> [Brief]
Please retype the data in full and exactly; the pictures are not part of the copy.

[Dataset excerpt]
# # # # #

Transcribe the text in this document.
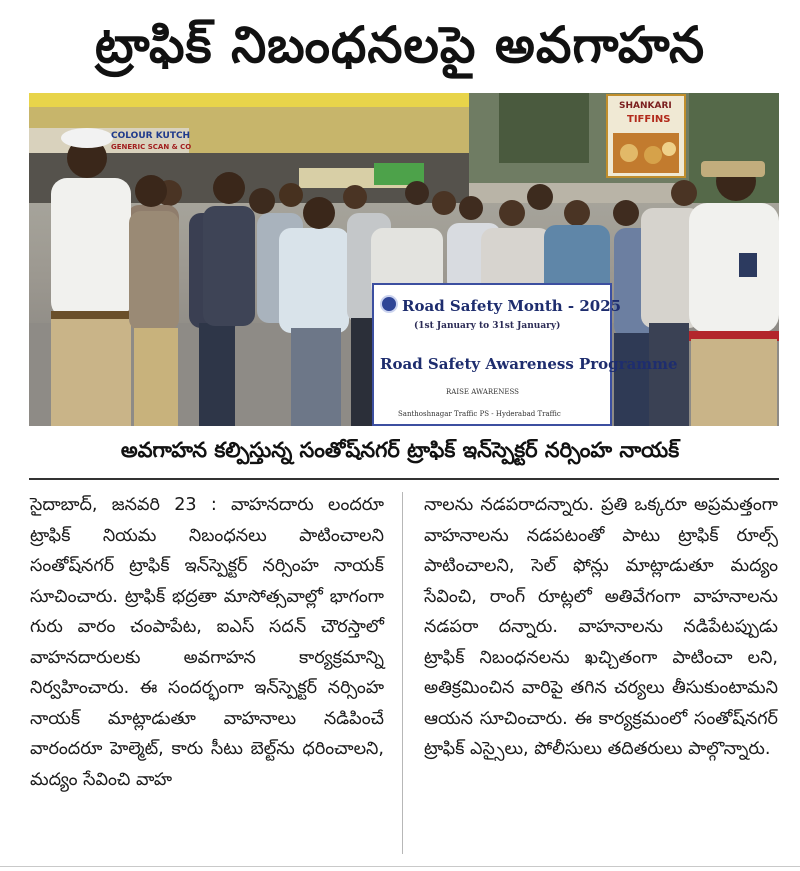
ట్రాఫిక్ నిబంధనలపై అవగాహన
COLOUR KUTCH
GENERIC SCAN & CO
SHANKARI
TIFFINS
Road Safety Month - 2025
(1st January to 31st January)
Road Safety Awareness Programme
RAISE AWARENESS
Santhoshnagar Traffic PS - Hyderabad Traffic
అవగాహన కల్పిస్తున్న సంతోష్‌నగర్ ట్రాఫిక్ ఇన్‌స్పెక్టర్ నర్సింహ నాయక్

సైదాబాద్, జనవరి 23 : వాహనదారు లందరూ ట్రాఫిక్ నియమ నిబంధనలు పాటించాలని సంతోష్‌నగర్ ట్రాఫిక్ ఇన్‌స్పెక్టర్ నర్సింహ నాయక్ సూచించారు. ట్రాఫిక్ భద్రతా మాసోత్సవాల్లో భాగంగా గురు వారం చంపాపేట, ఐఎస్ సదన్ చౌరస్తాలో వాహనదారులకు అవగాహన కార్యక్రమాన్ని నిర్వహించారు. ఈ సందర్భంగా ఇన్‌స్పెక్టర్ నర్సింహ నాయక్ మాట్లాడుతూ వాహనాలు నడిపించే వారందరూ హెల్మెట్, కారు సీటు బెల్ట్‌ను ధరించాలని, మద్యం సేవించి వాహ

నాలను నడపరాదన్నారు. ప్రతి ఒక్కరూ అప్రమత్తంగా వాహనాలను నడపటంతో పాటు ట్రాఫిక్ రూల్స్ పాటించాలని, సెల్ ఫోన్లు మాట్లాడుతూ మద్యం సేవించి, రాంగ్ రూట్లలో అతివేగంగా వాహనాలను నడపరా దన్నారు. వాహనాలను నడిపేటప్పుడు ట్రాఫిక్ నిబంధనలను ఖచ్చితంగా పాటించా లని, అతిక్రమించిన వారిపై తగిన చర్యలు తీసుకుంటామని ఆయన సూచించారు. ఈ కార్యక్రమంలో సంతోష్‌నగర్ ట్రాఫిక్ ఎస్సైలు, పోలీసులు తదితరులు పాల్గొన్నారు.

# # # # #

> [Response for this exercise]
Transcribe the text in this document.
ట్రాఫిక్ నిబంధనలపై అవగాహన
COLOUR KUTCH
GENERIC SCAN & CO
SHANKARI
TIFFINS
Road Safety Month - 2025
(1st January to 31st January)
Road Safety Awareness Programme
RAISE AWARENESS
Santhoshnagar Traffic PS - Hyderabad Traffic
అవగాహన కల్పిస్తున్న సంతోష్‌నగర్ ట్రాఫిక్ ఇన్‌స్పెక్టర్ నర్సింహ నాయక్

సైదాబాద్, జనవరి 23 : వాహనదారు లందరూ ట్రాఫిక్ నియమ నిబంధనలు పాటించాలని సంతోష్‌నగర్ ట్రాఫిక్ ఇన్‌స్పెక్టర్ నర్సింహ నాయక్ సూచించారు. ట్రాఫిక్ భద్రతా మాసోత్సవాల్లో భాగంగా గురు వారం చంపాపేట, ఐఎస్ సదన్ చౌరస్తాలో వాహనదారులకు అవగాహన కార్యక్రమాన్ని నిర్వహించారు. ఈ సందర్భంగా ఇన్‌స్పెక్టర్ నర్సింహ నాయక్ మాట్లాడుతూ వాహనాలు నడిపించే వారందరూ హెల్మెట్, కారు సీటు బెల్ట్‌ను ధరించాలని, మద్యం సేవించి వాహ

నాలను నడపరాదన్నారు. ప్రతి ఒక్కరూ అప్రమత్తంగా వాహనాలను నడపటంతో పాటు ట్రాఫిక్ రూల్స్ పాటించాలని, సెల్ ఫోన్లు మాట్లాడుతూ మద్యం సేవించి, రాంగ్ రూట్లలో అతివేగంగా వాహనాలను నడపరా దన్నారు. వాహనాలను నడిపేటప్పుడు ట్రాఫిక్ నిబంధనలను ఖచ్చితంగా పాటించా లని, అతిక్రమించిన వారిపై తగిన చర్యలు తీసుకుంటామని ఆయన సూచించారు. ఈ కార్యక్రమంలో సంతోష్‌నగర్ ట్రాఫిక్ ఎస్సైలు, పోలీసులు తదితరులు పాల్గొన్నారు.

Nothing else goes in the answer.